- [Input]
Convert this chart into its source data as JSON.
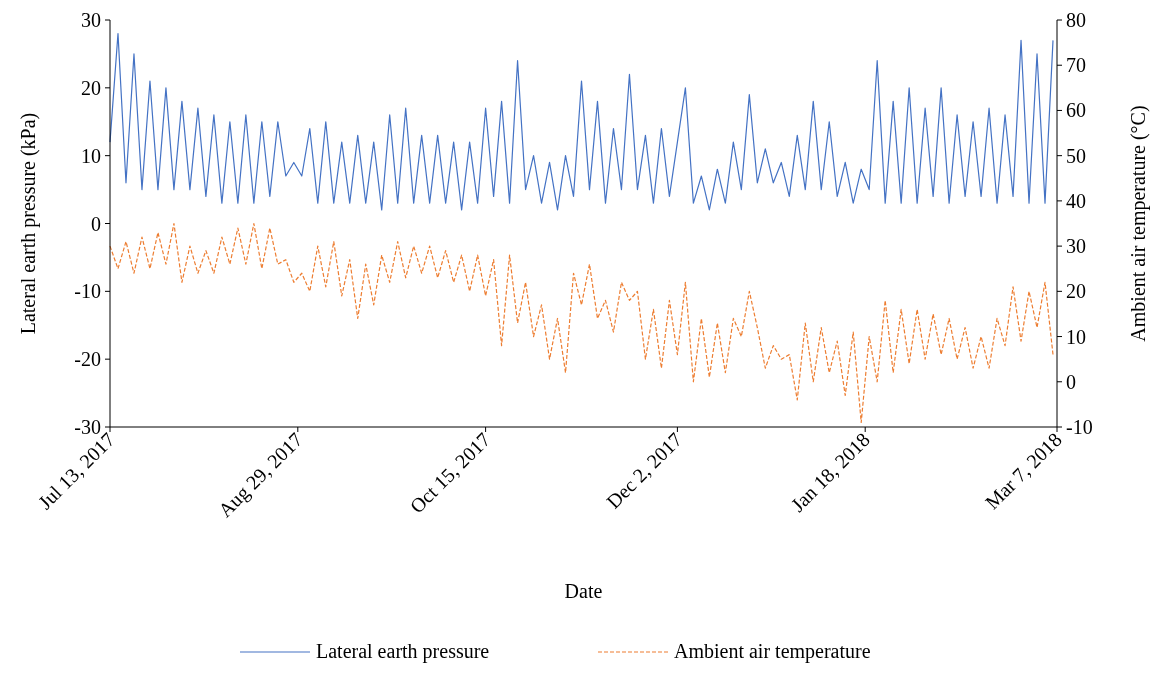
{
  "chart_data": {
    "type": "line",
    "xlabel": "Date",
    "ylabel": "Lateral earth pressure (kPa)",
    "y2label": "Ambient air temperature (°C)",
    "x": [
      "2017-07-13",
      "2017-07-15",
      "2017-07-17",
      "2017-07-19",
      "2017-07-21",
      "2017-07-23",
      "2017-07-25",
      "2017-07-27",
      "2017-07-29",
      "2017-07-31",
      "2017-08-02",
      "2017-08-04",
      "2017-08-06",
      "2017-08-08",
      "2017-08-10",
      "2017-08-12",
      "2017-08-14",
      "2017-08-16",
      "2017-08-18",
      "2017-08-20",
      "2017-08-22",
      "2017-08-24",
      "2017-08-26",
      "2017-08-28",
      "2017-08-30",
      "2017-09-01",
      "2017-09-03",
      "2017-09-05",
      "2017-09-07",
      "2017-09-09",
      "2017-09-11",
      "2017-09-13",
      "2017-09-15",
      "2017-09-17",
      "2017-09-19",
      "2017-09-21",
      "2017-09-23",
      "2017-09-25",
      "2017-09-27",
      "2017-09-29",
      "2017-10-01",
      "2017-10-03",
      "2017-10-05",
      "2017-10-07",
      "2017-10-09",
      "2017-10-11",
      "2017-10-13",
      "2017-10-15",
      "2017-10-17",
      "2017-10-19",
      "2017-10-21",
      "2017-10-23",
      "2017-10-25",
      "2017-10-27",
      "2017-10-29",
      "2017-10-31",
      "2017-11-02",
      "2017-11-04",
      "2017-11-06",
      "2017-11-08",
      "2017-11-10",
      "2017-11-12",
      "2017-11-14",
      "2017-11-16",
      "2017-11-18",
      "2017-11-20",
      "2017-11-22",
      "2017-11-24",
      "2017-11-26",
      "2017-11-28",
      "2017-11-30",
      "2017-12-02",
      "2017-12-04",
      "2017-12-06",
      "2017-12-08",
      "2017-12-10",
      "2017-12-12",
      "2017-12-14",
      "2017-12-16",
      "2017-12-18",
      "2017-12-20",
      "2017-12-22",
      "2017-12-24",
      "2017-12-26",
      "2017-12-28",
      "2017-12-30",
      "2018-01-01",
      "2018-01-03",
      "2018-01-05",
      "2018-01-07",
      "2018-01-09",
      "2018-01-11",
      "2018-01-13",
      "2018-01-15",
      "2018-01-17",
      "2018-01-19",
      "2018-01-21",
      "2018-01-23",
      "2018-01-25",
      "2018-01-27",
      "2018-01-29",
      "2018-01-31",
      "2018-02-02",
      "2018-02-04",
      "2018-02-06",
      "2018-02-08",
      "2018-02-10",
      "2018-02-12",
      "2018-02-14",
      "2018-02-16",
      "2018-02-18",
      "2018-02-20",
      "2018-02-22",
      "2018-02-24",
      "2018-02-26",
      "2018-02-28",
      "2018-03-02",
      "2018-03-04",
      "2018-03-06"
    ],
    "series": [
      {
        "name": "Lateral earth pressure",
        "color": "#4472c4",
        "line_style": "solid",
        "values": [
          12,
          28,
          6,
          25,
          5,
          21,
          5,
          20,
          5,
          18,
          5,
          17,
          4,
          16,
          3,
          15,
          3,
          16,
          3,
          15,
          4,
          15,
          7,
          9,
          7,
          14,
          3,
          15,
          3,
          12,
          3,
          13,
          3,
          12,
          2,
          16,
          3,
          17,
          3,
          13,
          3,
          13,
          3,
          12,
          2,
          12,
          3,
          17,
          4,
          18,
          3,
          24,
          5,
          10,
          3,
          9,
          2,
          10,
          4,
          21,
          5,
          18,
          3,
          14,
          5,
          22,
          5,
          13,
          3,
          14,
          4,
          12,
          20,
          3,
          7,
          2,
          8,
          3,
          12,
          5,
          19,
          6,
          11,
          6,
          9,
          4,
          13,
          5,
          18,
          5,
          15,
          4,
          9,
          3,
          8,
          5,
          24,
          3,
          18,
          3,
          20,
          3,
          17,
          4,
          20,
          3,
          16,
          4,
          15,
          4,
          17,
          3,
          16,
          4,
          27,
          3,
          25,
          3,
          27
        ]
      },
      {
        "name": "Ambient air temperature",
        "color": "#ed7d31",
        "line_style": "dashed",
        "axis": "y2",
        "values": [
          30,
          25,
          31,
          24,
          32,
          25,
          33,
          26,
          35,
          22,
          30,
          24,
          29,
          24,
          32,
          26,
          34,
          26,
          35,
          25,
          34,
          26,
          27,
          22,
          24,
          20,
          30,
          21,
          31,
          19,
          27,
          14,
          26,
          17,
          28,
          22,
          31,
          23,
          30,
          24,
          30,
          23,
          29,
          22,
          28,
          20,
          28,
          19,
          27,
          8,
          28,
          13,
          22,
          10,
          17,
          5,
          14,
          2,
          24,
          17,
          26,
          14,
          18,
          11,
          22,
          18,
          20,
          5,
          16,
          3,
          18,
          6,
          22,
          0,
          14,
          1,
          13,
          2,
          14,
          10,
          20,
          12,
          3,
          8,
          5,
          6,
          -4,
          13,
          0,
          12,
          2,
          9,
          -3,
          11,
          -9,
          10,
          0,
          18,
          2,
          16,
          4,
          16,
          5,
          15,
          6,
          14,
          5,
          12,
          3,
          10,
          3,
          14,
          8,
          21,
          9,
          20,
          12,
          22,
          6
        ]
      }
    ],
    "xlim": [
      "2017-07-13",
      "2018-03-07"
    ],
    "xticks": [
      {
        "value": "2017-07-13",
        "label": "Jul 13, 2017"
      },
      {
        "value": "2017-08-29",
        "label": "Aug 29, 2017"
      },
      {
        "value": "2017-10-15",
        "label": "Oct 15, 2017"
      },
      {
        "value": "2017-12-02",
        "label": "Dec 2, 2017"
      },
      {
        "value": "2018-01-18",
        "label": "Jan 18, 2018"
      },
      {
        "value": "2018-03-07",
        "label": "Mar 7, 2018"
      }
    ],
    "ylim": [
      -30,
      30
    ],
    "yticks": [
      -30,
      -20,
      -10,
      0,
      10,
      20,
      30
    ],
    "y2lim": [
      -10,
      80
    ],
    "y2ticks": [
      -10,
      0,
      10,
      20,
      30,
      40,
      50,
      60,
      70,
      80
    ],
    "legend": "bottom",
    "grid": false
  }
}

- [Short task] Repeat every record precisely. Any picture among them stays out of the copy.

- [Completed task]
Convert this chart into its source data as JSON.
{
  "chart_data": {
    "type": "line",
    "xlabel": "Date",
    "ylabel": "Lateral earth pressure (kPa)",
    "y2label": "Ambient air temperature (°C)",
    "x": [
      "2017-07-13",
      "2017-07-15",
      "2017-07-17",
      "2017-07-19",
      "2017-07-21",
      "2017-07-23",
      "2017-07-25",
      "2017-07-27",
      "2017-07-29",
      "2017-07-31",
      "2017-08-02",
      "2017-08-04",
      "2017-08-06",
      "2017-08-08",
      "2017-08-10",
      "2017-08-12",
      "2017-08-14",
      "2017-08-16",
      "2017-08-18",
      "2017-08-20",
      "2017-08-22",
      "2017-08-24",
      "2017-08-26",
      "2017-08-28",
      "2017-08-30",
      "2017-09-01",
      "2017-09-03",
      "2017-09-05",
      "2017-09-07",
      "2017-09-09",
      "2017-09-11",
      "2017-09-13",
      "2017-09-15",
      "2017-09-17",
      "2017-09-19",
      "2017-09-21",
      "2017-09-23",
      "2017-09-25",
      "2017-09-27",
      "2017-09-29",
      "2017-10-01",
      "2017-10-03",
      "2017-10-05",
      "2017-10-07",
      "2017-10-09",
      "2017-10-11",
      "2017-10-13",
      "2017-10-15",
      "2017-10-17",
      "2017-10-19",
      "2017-10-21",
      "2017-10-23",
      "2017-10-25",
      "2017-10-27",
      "2017-10-29",
      "2017-10-31",
      "2017-11-02",
      "2017-11-04",
      "2017-11-06",
      "2017-11-08",
      "2017-11-10",
      "2017-11-12",
      "2017-11-14",
      "2017-11-16",
      "2017-11-18",
      "2017-11-20",
      "2017-11-22",
      "2017-11-24",
      "2017-11-26",
      "2017-11-28",
      "2017-11-30",
      "2017-12-02",
      "2017-12-04",
      "2017-12-06",
      "2017-12-08",
      "2017-12-10",
      "2017-12-12",
      "2017-12-14",
      "2017-12-16",
      "2017-12-18",
      "2017-12-20",
      "2017-12-22",
      "2017-12-24",
      "2017-12-26",
      "2017-12-28",
      "2017-12-30",
      "2018-01-01",
      "2018-01-03",
      "2018-01-05",
      "2018-01-07",
      "2018-01-09",
      "2018-01-11",
      "2018-01-13",
      "2018-01-15",
      "2018-01-17",
      "2018-01-19",
      "2018-01-21",
      "2018-01-23",
      "2018-01-25",
      "2018-01-27",
      "2018-01-29",
      "2018-01-31",
      "2018-02-02",
      "2018-02-04",
      "2018-02-06",
      "2018-02-08",
      "2018-02-10",
      "2018-02-12",
      "2018-02-14",
      "2018-02-16",
      "2018-02-18",
      "2018-02-20",
      "2018-02-22",
      "2018-02-24",
      "2018-02-26",
      "2018-02-28",
      "2018-03-02",
      "2018-03-04",
      "2018-03-06"
    ],
    "series": [
      {
        "name": "Lateral earth pressure",
        "color": "#4472c4",
        "line_style": "solid",
        "values": [
          12,
          28,
          6,
          25,
          5,
          21,
          5,
          20,
          5,
          18,
          5,
          17,
          4,
          16,
          3,
          15,
          3,
          16,
          3,
          15,
          4,
          15,
          7,
          9,
          7,
          14,
          3,
          15,
          3,
          12,
          3,
          13,
          3,
          12,
          2,
          16,
          3,
          17,
          3,
          13,
          3,
          13,
          3,
          12,
          2,
          12,
          3,
          17,
          4,
          18,
          3,
          24,
          5,
          10,
          3,
          9,
          2,
          10,
          4,
          21,
          5,
          18,
          3,
          14,
          5,
          22,
          5,
          13,
          3,
          14,
          4,
          12,
          20,
          3,
          7,
          2,
          8,
          3,
          12,
          5,
          19,
          6,
          11,
          6,
          9,
          4,
          13,
          5,
          18,
          5,
          15,
          4,
          9,
          3,
          8,
          5,
          24,
          3,
          18,
          3,
          20,
          3,
          17,
          4,
          20,
          3,
          16,
          4,
          15,
          4,
          17,
          3,
          16,
          4,
          27,
          3,
          25,
          3,
          27
        ]
      },
      {
        "name": "Ambient air temperature",
        "color": "#ed7d31",
        "line_style": "dashed",
        "axis": "y2",
        "values": [
          30,
          25,
          31,
          24,
          32,
          25,
          33,
          26,
          35,
          22,
          30,
          24,
          29,
          24,
          32,
          26,
          34,
          26,
          35,
          25,
          34,
          26,
          27,
          22,
          24,
          20,
          30,
          21,
          31,
          19,
          27,
          14,
          26,
          17,
          28,
          22,
          31,
          23,
          30,
          24,
          30,
          23,
          29,
          22,
          28,
          20,
          28,
          19,
          27,
          8,
          28,
          13,
          22,
          10,
          17,
          5,
          14,
          2,
          24,
          17,
          26,
          14,
          18,
          11,
          22,
          18,
          20,
          5,
          16,
          3,
          18,
          6,
          22,
          0,
          14,
          1,
          13,
          2,
          14,
          10,
          20,
          12,
          3,
          8,
          5,
          6,
          -4,
          13,
          0,
          12,
          2,
          9,
          -3,
          11,
          -9,
          10,
          0,
          18,
          2,
          16,
          4,
          16,
          5,
          15,
          6,
          14,
          5,
          12,
          3,
          10,
          3,
          14,
          8,
          21,
          9,
          20,
          12,
          22,
          6
        ]
      }
    ],
    "xlim": [
      "2017-07-13",
      "2018-03-07"
    ],
    "xticks": [
      {
        "value": "2017-07-13",
        "label": "Jul 13, 2017"
      },
      {
        "value": "2017-08-29",
        "label": "Aug 29, 2017"
      },
      {
        "value": "2017-10-15",
        "label": "Oct 15, 2017"
      },
      {
        "value": "2017-12-02",
        "label": "Dec 2, 2017"
      },
      {
        "value": "2018-01-18",
        "label": "Jan 18, 2018"
      },
      {
        "value": "2018-03-07",
        "label": "Mar 7, 2018"
      }
    ],
    "ylim": [
      -30,
      30
    ],
    "yticks": [
      -30,
      -20,
      -10,
      0,
      10,
      20,
      30
    ],
    "y2lim": [
      -10,
      80
    ],
    "y2ticks": [
      -10,
      0,
      10,
      20,
      30,
      40,
      50,
      60,
      70,
      80
    ],
    "legend": "bottom",
    "grid": false
  }
}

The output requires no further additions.